Written task
Word for word, set down the records and skip each picture.

Data entries for graphics
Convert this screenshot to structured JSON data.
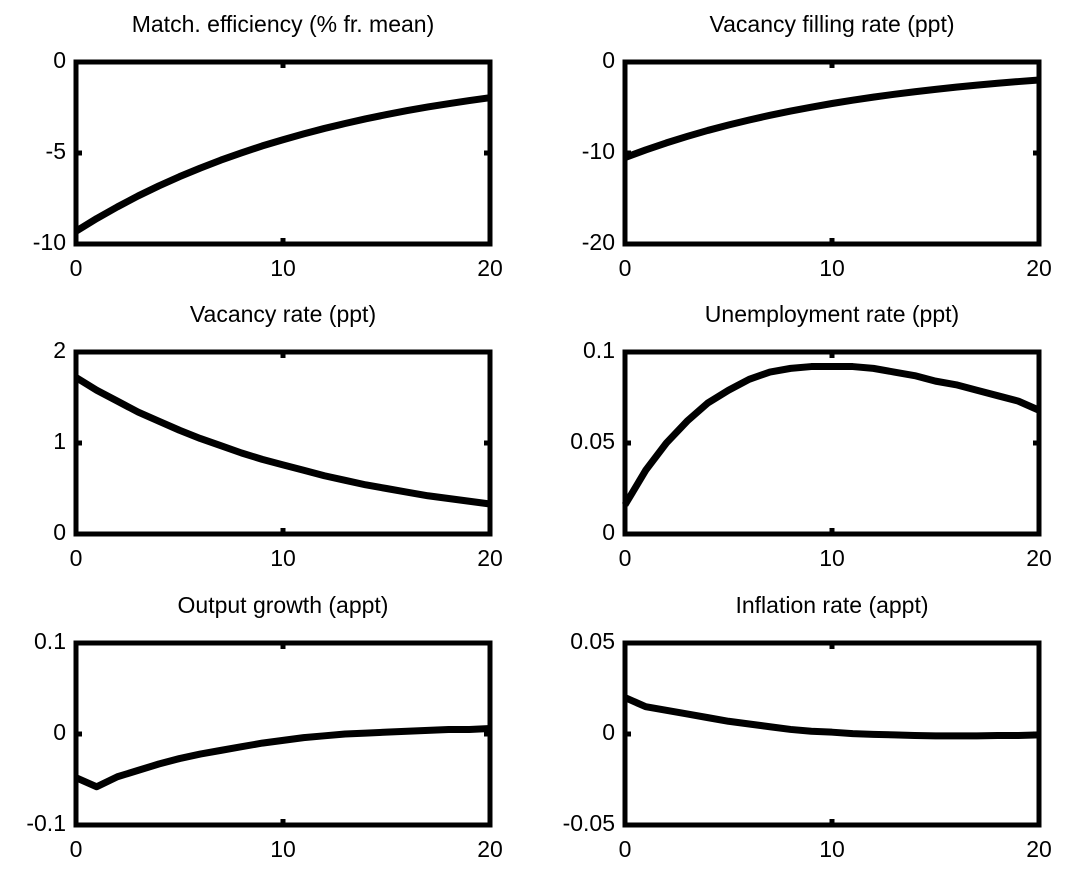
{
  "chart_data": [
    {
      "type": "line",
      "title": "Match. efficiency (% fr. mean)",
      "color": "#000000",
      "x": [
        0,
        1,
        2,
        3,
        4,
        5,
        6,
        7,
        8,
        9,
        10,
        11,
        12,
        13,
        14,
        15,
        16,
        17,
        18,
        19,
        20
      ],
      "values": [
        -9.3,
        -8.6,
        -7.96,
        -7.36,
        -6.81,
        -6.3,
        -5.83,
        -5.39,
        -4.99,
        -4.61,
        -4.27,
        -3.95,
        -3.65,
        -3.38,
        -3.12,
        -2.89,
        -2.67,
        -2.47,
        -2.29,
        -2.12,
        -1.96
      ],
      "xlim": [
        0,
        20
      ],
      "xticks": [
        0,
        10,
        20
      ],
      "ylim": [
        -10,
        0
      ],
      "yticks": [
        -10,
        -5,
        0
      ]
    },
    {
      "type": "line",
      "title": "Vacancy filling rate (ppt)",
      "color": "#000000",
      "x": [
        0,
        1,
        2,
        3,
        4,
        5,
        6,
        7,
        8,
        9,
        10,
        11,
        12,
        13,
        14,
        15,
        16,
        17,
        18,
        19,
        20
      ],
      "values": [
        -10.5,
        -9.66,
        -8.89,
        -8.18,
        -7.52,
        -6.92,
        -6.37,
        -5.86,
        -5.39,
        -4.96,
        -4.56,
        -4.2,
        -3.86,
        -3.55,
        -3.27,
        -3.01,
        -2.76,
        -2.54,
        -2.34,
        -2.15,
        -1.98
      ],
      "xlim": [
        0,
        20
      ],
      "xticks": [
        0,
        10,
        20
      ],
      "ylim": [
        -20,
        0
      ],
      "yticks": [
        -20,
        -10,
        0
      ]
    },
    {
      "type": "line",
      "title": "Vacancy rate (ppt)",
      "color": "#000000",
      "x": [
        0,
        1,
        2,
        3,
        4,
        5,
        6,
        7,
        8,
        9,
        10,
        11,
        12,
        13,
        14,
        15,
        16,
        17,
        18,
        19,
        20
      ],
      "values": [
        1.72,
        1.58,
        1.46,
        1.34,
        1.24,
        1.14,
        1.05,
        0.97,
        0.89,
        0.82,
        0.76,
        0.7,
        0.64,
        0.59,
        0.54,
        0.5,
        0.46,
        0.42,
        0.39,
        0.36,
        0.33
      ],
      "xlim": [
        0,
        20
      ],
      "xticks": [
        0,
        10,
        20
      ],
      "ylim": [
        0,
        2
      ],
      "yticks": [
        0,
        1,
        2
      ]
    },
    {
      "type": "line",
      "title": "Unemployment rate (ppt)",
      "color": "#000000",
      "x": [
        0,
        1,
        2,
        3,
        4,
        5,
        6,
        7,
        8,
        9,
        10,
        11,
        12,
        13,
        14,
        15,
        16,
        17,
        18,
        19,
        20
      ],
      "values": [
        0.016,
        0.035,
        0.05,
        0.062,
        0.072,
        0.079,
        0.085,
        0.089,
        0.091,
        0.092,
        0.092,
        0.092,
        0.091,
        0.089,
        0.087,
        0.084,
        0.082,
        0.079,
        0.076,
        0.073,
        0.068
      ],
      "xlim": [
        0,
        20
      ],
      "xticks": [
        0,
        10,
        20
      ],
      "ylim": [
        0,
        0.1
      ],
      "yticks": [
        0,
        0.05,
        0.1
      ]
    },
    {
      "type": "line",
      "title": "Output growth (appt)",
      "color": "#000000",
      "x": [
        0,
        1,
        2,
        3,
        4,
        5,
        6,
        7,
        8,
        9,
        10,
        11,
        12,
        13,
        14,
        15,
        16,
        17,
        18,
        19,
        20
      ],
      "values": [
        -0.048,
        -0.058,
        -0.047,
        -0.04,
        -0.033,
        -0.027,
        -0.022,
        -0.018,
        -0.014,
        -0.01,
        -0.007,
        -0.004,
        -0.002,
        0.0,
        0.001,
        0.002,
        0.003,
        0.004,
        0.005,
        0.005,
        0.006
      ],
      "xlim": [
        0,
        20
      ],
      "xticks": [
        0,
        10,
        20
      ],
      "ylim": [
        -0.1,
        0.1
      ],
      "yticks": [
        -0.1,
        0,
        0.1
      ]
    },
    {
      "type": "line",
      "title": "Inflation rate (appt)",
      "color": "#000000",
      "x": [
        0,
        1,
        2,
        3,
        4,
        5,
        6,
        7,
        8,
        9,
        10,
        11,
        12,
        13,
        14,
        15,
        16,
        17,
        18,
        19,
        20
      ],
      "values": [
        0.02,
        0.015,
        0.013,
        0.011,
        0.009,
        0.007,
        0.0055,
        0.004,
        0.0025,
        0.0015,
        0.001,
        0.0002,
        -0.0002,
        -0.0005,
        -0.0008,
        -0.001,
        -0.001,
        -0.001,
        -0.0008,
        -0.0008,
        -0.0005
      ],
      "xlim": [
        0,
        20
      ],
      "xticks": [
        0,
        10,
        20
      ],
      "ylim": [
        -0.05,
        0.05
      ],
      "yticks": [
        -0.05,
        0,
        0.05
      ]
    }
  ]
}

Solution below
Convert this screenshot to structured JSON data.
{
  "chart_data": [
    {
      "type": "line",
      "title": "Match. efficiency (% fr. mean)",
      "color": "#000000",
      "x": [
        0,
        1,
        2,
        3,
        4,
        5,
        6,
        7,
        8,
        9,
        10,
        11,
        12,
        13,
        14,
        15,
        16,
        17,
        18,
        19,
        20
      ],
      "values": [
        -9.3,
        -8.6,
        -7.96,
        -7.36,
        -6.81,
        -6.3,
        -5.83,
        -5.39,
        -4.99,
        -4.61,
        -4.27,
        -3.95,
        -3.65,
        -3.38,
        -3.12,
        -2.89,
        -2.67,
        -2.47,
        -2.29,
        -2.12,
        -1.96
      ],
      "xlim": [
        0,
        20
      ],
      "xticks": [
        0,
        10,
        20
      ],
      "ylim": [
        -10,
        0
      ],
      "yticks": [
        -10,
        -5,
        0
      ]
    },
    {
      "type": "line",
      "title": "Vacancy filling rate (ppt)",
      "color": "#000000",
      "x": [
        0,
        1,
        2,
        3,
        4,
        5,
        6,
        7,
        8,
        9,
        10,
        11,
        12,
        13,
        14,
        15,
        16,
        17,
        18,
        19,
        20
      ],
      "values": [
        -10.5,
        -9.66,
        -8.89,
        -8.18,
        -7.52,
        -6.92,
        -6.37,
        -5.86,
        -5.39,
        -4.96,
        -4.56,
        -4.2,
        -3.86,
        -3.55,
        -3.27,
        -3.01,
        -2.76,
        -2.54,
        -2.34,
        -2.15,
        -1.98
      ],
      "xlim": [
        0,
        20
      ],
      "xticks": [
        0,
        10,
        20
      ],
      "ylim": [
        -20,
        0
      ],
      "yticks": [
        -20,
        -10,
        0
      ]
    },
    {
      "type": "line",
      "title": "Vacancy rate (ppt)",
      "color": "#000000",
      "x": [
        0,
        1,
        2,
        3,
        4,
        5,
        6,
        7,
        8,
        9,
        10,
        11,
        12,
        13,
        14,
        15,
        16,
        17,
        18,
        19,
        20
      ],
      "values": [
        1.72,
        1.58,
        1.46,
        1.34,
        1.24,
        1.14,
        1.05,
        0.97,
        0.89,
        0.82,
        0.76,
        0.7,
        0.64,
        0.59,
        0.54,
        0.5,
        0.46,
        0.42,
        0.39,
        0.36,
        0.33
      ],
      "xlim": [
        0,
        20
      ],
      "xticks": [
        0,
        10,
        20
      ],
      "ylim": [
        0,
        2
      ],
      "yticks": [
        0,
        1,
        2
      ]
    },
    {
      "type": "line",
      "title": "Unemployment rate (ppt)",
      "color": "#000000",
      "x": [
        0,
        1,
        2,
        3,
        4,
        5,
        6,
        7,
        8,
        9,
        10,
        11,
        12,
        13,
        14,
        15,
        16,
        17,
        18,
        19,
        20
      ],
      "values": [
        0.016,
        0.035,
        0.05,
        0.062,
        0.072,
        0.079,
        0.085,
        0.089,
        0.091,
        0.092,
        0.092,
        0.092,
        0.091,
        0.089,
        0.087,
        0.084,
        0.082,
        0.079,
        0.076,
        0.073,
        0.068
      ],
      "xlim": [
        0,
        20
      ],
      "xticks": [
        0,
        10,
        20
      ],
      "ylim": [
        0,
        0.1
      ],
      "yticks": [
        0,
        0.05,
        0.1
      ]
    },
    {
      "type": "line",
      "title": "Output growth (appt)",
      "color": "#000000",
      "x": [
        0,
        1,
        2,
        3,
        4,
        5,
        6,
        7,
        8,
        9,
        10,
        11,
        12,
        13,
        14,
        15,
        16,
        17,
        18,
        19,
        20
      ],
      "values": [
        -0.048,
        -0.058,
        -0.047,
        -0.04,
        -0.033,
        -0.027,
        -0.022,
        -0.018,
        -0.014,
        -0.01,
        -0.007,
        -0.004,
        -0.002,
        0.0,
        0.001,
        0.002,
        0.003,
        0.004,
        0.005,
        0.005,
        0.006
      ],
      "xlim": [
        0,
        20
      ],
      "xticks": [
        0,
        10,
        20
      ],
      "ylim": [
        -0.1,
        0.1
      ],
      "yticks": [
        -0.1,
        0,
        0.1
      ]
    },
    {
      "type": "line",
      "title": "Inflation rate (appt)",
      "color": "#000000",
      "x": [
        0,
        1,
        2,
        3,
        4,
        5,
        6,
        7,
        8,
        9,
        10,
        11,
        12,
        13,
        14,
        15,
        16,
        17,
        18,
        19,
        20
      ],
      "values": [
        0.02,
        0.015,
        0.013,
        0.011,
        0.009,
        0.007,
        0.0055,
        0.004,
        0.0025,
        0.0015,
        0.001,
        0.0002,
        -0.0002,
        -0.0005,
        -0.0008,
        -0.001,
        -0.001,
        -0.001,
        -0.0008,
        -0.0008,
        -0.0005
      ],
      "xlim": [
        0,
        20
      ],
      "xticks": [
        0,
        10,
        20
      ],
      "ylim": [
        -0.05,
        0.05
      ],
      "yticks": [
        -0.05,
        0,
        0.05
      ]
    }
  ]
}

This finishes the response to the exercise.